WHAT IS BEING ASKED:
Copy out all lines with the word "this" in them.

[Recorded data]
──────

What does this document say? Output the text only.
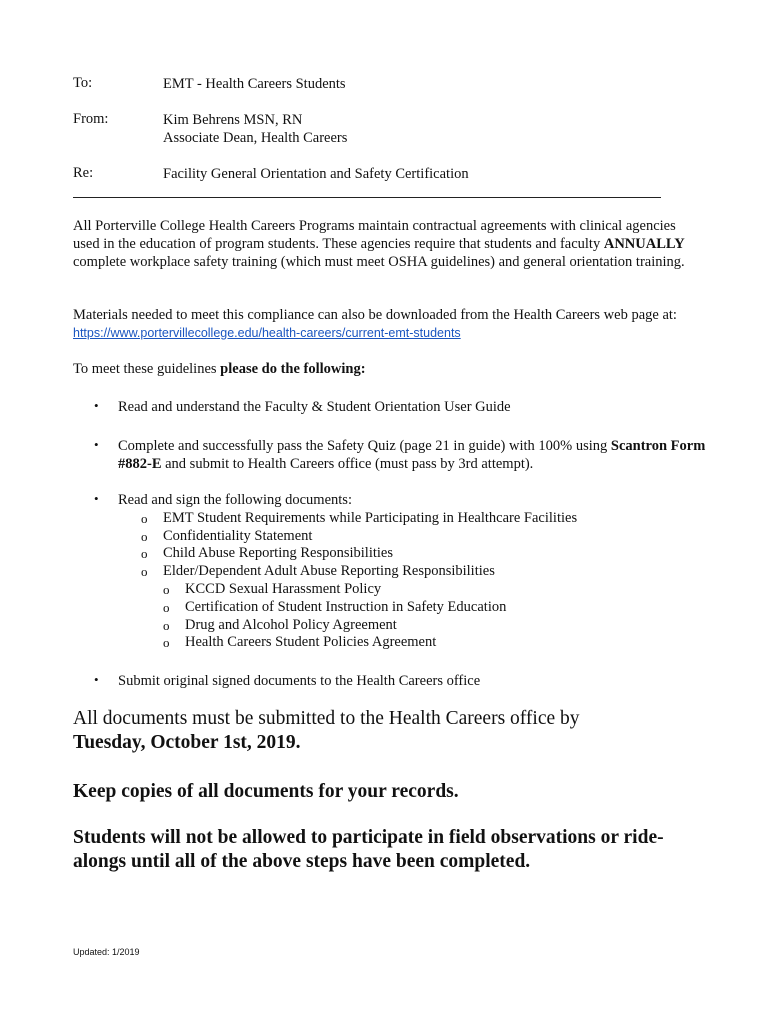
To:	EMT - Health Careers Students
From:	Kim Behrens MSN, RN
Associate Dean, Health Careers
Re:	Facility General Orientation and Safety Certification
All Porterville College Health Careers Programs maintain contractual agreements with clinical agencies used in the education of program students. These agencies require that students and faculty ANNUALLY complete workplace safety training (which must meet OSHA guidelines) and general orientation training.
Materials needed to meet this compliance can also be downloaded from the Health Careers web page at: https://www.portervillecollege.edu/health-careers/current-emt-students
To meet these guidelines please do the following:
• Read and understand the Faculty & Student Orientation User Guide
• Complete and successfully pass the Safety Quiz (page 21 in guide) with 100% using Scantron Form #882-E and submit to Health Careers office (must pass by 3rd attempt).
• Read and sign the following documents:
o EMT Student Requirements while Participating in Healthcare Facilities
o Confidentiality Statement
o Child Abuse Reporting Responsibilities
o Elder/Dependent Adult Abuse Reporting Responsibilities
o KCCD Sexual Harassment Policy
o Certification of Student Instruction in Safety Education
o Drug and Alcohol Policy Agreement
o Health Careers Student Policies Agreement
• Submit original signed documents to the Health Careers office
All documents must be submitted to the Health Careers office by
Tuesday, October 1st, 2019.
Keep copies of all documents for your records.
Students will not be allowed to participate in field observations or ride-
alongs until all of the above steps have been completed.
Updated: 1/2019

──────

OUTPUT BELOW:
What does this document say? Output the text only.
Materials needed to meet this compliance can also be downloaded from the Health Careers web page at: https://www.portervillecollege.edu/health-careers/current-emt-students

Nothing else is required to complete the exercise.